• **AIM OF THE EXERCISE**:
From the listing below, pull each line that includes "従業員タスク発行".

• **DATA SECTION**:
-- START --

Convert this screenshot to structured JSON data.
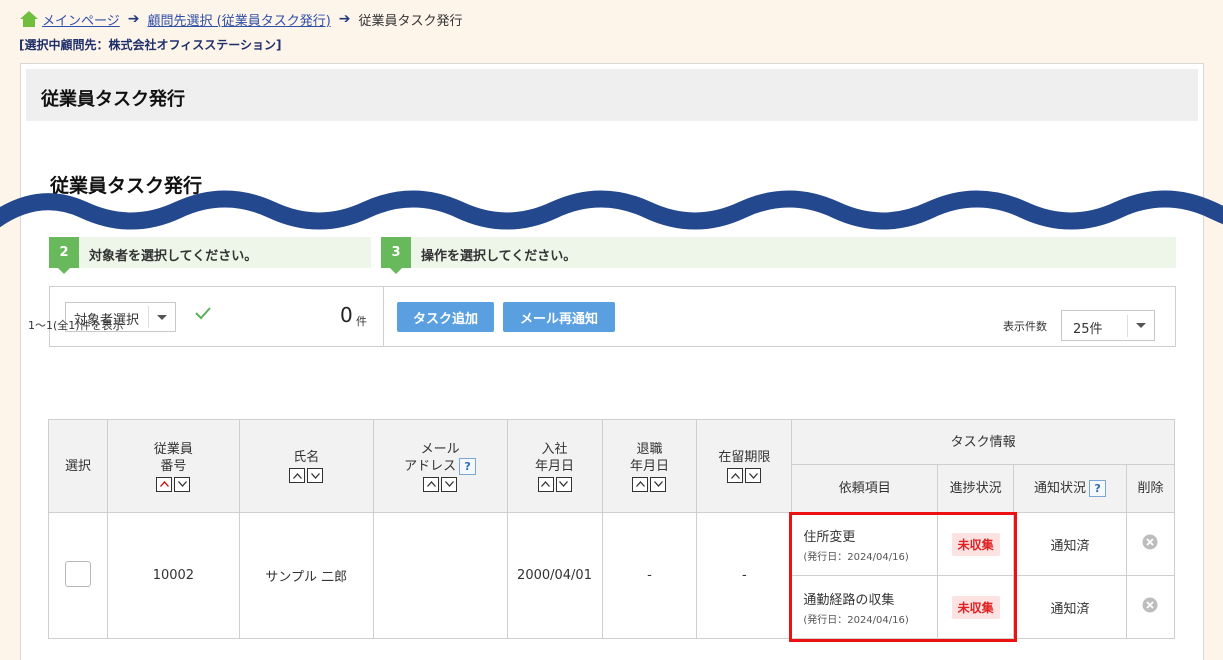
{
  "breadcrumb": {
    "home": "メインページ",
    "level2": "顧問先選択 (従業員タスク発行)",
    "current": "従業員タスク発行"
  },
  "client_info": "[選択中顧問先：株式会社オフィスステーション]",
  "panel": {
    "title": "従業員タスク発行",
    "section_title": "従業員タスク発行"
  },
  "steps": [
    {
      "num": "2",
      "label": "対象者を選択してください。"
    },
    {
      "num": "3",
      "label": "操作を選択してください。"
    }
  ],
  "operations": {
    "target_select": "対象者選択",
    "count": "0",
    "count_unit": "件",
    "add_task": "タスク追加",
    "resend_mail": "メール再通知"
  },
  "list": {
    "showing": "1～1(全1)件を表示",
    "perpage_label": "表示件数",
    "perpage_value": "25件"
  },
  "table": {
    "headers": {
      "select": "選択",
      "emp_no_1": "従業員",
      "emp_no_2": "番号",
      "name": "氏名",
      "mail_1": "メール",
      "mail_2": "アドレス",
      "join_1": "入社",
      "join_2": "年月日",
      "retire_1": "退職",
      "retire_2": "年月日",
      "residence": "在留期限",
      "task_info": "タスク情報",
      "request": "依頼項目",
      "progress": "進捗状況",
      "notify": "通知状況",
      "delete": "削除"
    },
    "rows": [
      {
        "emp_no": "10002",
        "name": "サンプル 二郎",
        "mail": "",
        "join_date": "2000/04/01",
        "retire_date": "-",
        "residence": "-",
        "tasks": [
          {
            "item": "住所変更",
            "issued": "(発行日：2024/04/16)",
            "status": "未収集",
            "notify": "通知済"
          },
          {
            "item": "通勤経路の収集",
            "issued": "(発行日：2024/04/16)",
            "status": "未収集",
            "notify": "通知済"
          }
        ]
      }
    ]
  },
  "colors": {
    "wave": "#23488d",
    "highlight": "#ee1111",
    "button": "#5a9fe0",
    "step": "#67b95b",
    "badge_text": "#e02020"
  }
}
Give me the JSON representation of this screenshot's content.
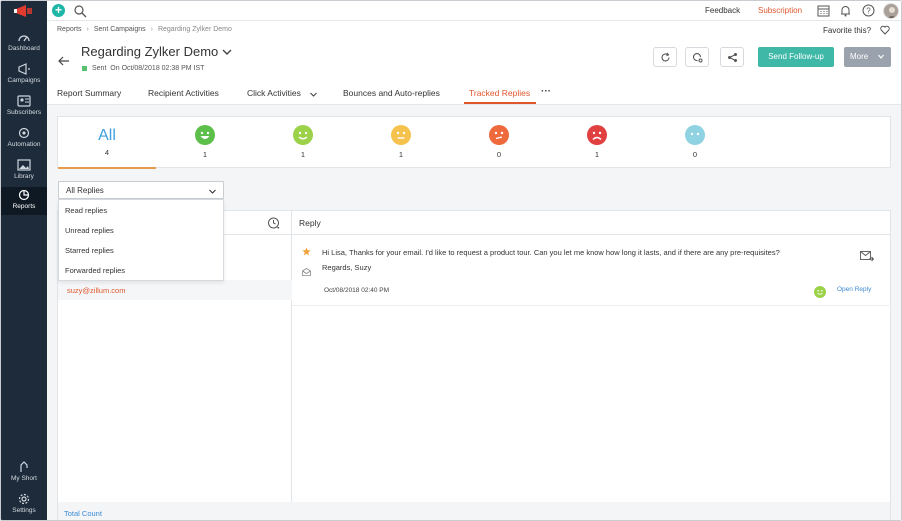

-- END --

• **EXPECTED ANSWER**:
    "level2": "顧問先選択 (従業員タスク発行)",
    "current": "従業員タスク発行"
    "title": "従業員タスク発行",
    "section_title": "従業員タスク発行"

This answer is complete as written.